__PROBLEM REQUIREMENTS__
Quote the following listing verbatim, keeping every line in its original form and order.

__ROWS__
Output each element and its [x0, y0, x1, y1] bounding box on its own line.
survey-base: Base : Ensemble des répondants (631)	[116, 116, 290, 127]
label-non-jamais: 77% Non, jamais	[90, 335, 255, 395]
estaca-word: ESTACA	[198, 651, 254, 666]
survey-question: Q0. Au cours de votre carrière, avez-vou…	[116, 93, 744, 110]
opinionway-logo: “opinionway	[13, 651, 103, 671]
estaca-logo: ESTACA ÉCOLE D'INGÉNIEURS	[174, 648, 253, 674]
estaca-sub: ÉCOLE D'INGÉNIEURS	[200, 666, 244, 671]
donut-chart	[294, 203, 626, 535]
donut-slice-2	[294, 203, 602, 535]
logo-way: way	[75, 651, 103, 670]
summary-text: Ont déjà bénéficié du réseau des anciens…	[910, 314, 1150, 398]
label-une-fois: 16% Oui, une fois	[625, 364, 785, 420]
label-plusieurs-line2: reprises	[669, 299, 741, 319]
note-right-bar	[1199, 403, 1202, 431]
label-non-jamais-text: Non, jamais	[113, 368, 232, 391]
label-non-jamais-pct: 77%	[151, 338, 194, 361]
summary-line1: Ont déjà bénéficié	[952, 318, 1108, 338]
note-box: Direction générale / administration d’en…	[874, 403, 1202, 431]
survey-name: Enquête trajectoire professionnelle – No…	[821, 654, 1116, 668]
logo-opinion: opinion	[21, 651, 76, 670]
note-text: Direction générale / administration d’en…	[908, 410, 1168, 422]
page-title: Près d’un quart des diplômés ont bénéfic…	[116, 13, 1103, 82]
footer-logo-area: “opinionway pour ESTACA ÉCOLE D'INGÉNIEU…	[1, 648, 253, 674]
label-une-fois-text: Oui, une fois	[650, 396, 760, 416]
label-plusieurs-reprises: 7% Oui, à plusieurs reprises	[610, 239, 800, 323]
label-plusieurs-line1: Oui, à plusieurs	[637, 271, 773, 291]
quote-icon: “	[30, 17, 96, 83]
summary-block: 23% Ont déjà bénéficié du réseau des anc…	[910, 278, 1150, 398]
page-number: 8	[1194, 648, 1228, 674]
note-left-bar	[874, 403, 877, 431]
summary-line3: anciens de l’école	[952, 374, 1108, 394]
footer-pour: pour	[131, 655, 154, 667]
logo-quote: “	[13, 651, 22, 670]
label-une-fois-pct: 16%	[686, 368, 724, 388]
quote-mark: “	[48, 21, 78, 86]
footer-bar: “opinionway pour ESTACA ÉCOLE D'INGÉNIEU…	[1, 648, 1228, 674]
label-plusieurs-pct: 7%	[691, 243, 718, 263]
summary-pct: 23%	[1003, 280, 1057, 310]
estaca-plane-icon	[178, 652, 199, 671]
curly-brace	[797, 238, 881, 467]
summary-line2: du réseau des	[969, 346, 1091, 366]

__FULL RESPONSE__
Output each element and its [x0, y0, x1, y1] bounding box on its own line.
survey-base: Base : Ensemble des répondants (631)	[116, 116, 290, 127]
label-non-jamais: 77% Non, jamais	[90, 335, 255, 395]
estaca-word: ESTACA	[198, 651, 254, 666]
survey-question: Q0. Au cours de votre carrière, avez-vou…	[116, 93, 744, 110]
opinionway-logo: “opinionway	[13, 651, 103, 671]
estaca-logo: ESTACA ÉCOLE D'INGÉNIEURS	[174, 648, 253, 674]
estaca-sub: ÉCOLE D'INGÉNIEURS	[200, 666, 244, 671]
donut-chart	[294, 203, 626, 535]
donut-slice-2	[294, 203, 602, 535]
logo-way: way	[75, 651, 103, 670]
summary-text: Ont déjà bénéficié du réseau des anciens…	[910, 314, 1150, 398]
label-une-fois: 16% Oui, une fois	[625, 364, 785, 420]
label-plusieurs-line2: reprises	[669, 299, 741, 319]
note-right-bar	[1199, 403, 1202, 431]
label-non-jamais-text: Non, jamais	[113, 368, 232, 391]
label-non-jamais-pct: 77%	[151, 338, 194, 361]
summary-line1: Ont déjà bénéficié	[952, 318, 1108, 338]
note-box: Direction générale / administration d’en…	[874, 403, 1202, 431]
survey-name: Enquête trajectoire professionnelle – No…	[821, 654, 1116, 668]
logo-opinion: opinion	[21, 651, 76, 670]
note-text: Direction générale / administration d’en…	[908, 410, 1168, 422]
page-title: Près d’un quart des diplômés ont bénéfic…	[116, 13, 1103, 82]
footer-logo-area: “opinionway pour ESTACA ÉCOLE D'INGÉNIEU…	[1, 648, 253, 674]
label-une-fois-text: Oui, une fois	[650, 396, 760, 416]
label-plusieurs-reprises: 7% Oui, à plusieurs reprises	[610, 239, 800, 323]
label-plusieurs-line1: Oui, à plusieurs	[637, 271, 773, 291]
quote-icon: “	[30, 17, 96, 83]
summary-block: 23% Ont déjà bénéficié du réseau des anc…	[910, 278, 1150, 398]
page-number: 8	[1194, 648, 1228, 674]
note-left-bar	[874, 403, 877, 431]
summary-line3: anciens de l’école	[952, 374, 1108, 394]
footer-pour: pour	[131, 655, 154, 667]
logo-quote: “	[13, 651, 22, 670]
label-une-fois-pct: 16%	[686, 368, 724, 388]
quote-mark: “	[48, 21, 78, 86]
footer-bar: “opinionway pour ESTACA ÉCOLE D'INGÉNIEU…	[1, 648, 1228, 674]
label-plusieurs-pct: 7%	[691, 243, 718, 263]
summary-pct: 23%	[1003, 280, 1057, 310]
estaca-plane-icon	[178, 652, 199, 671]
curly-brace	[797, 238, 881, 467]
summary-line2: du réseau des	[969, 346, 1091, 366]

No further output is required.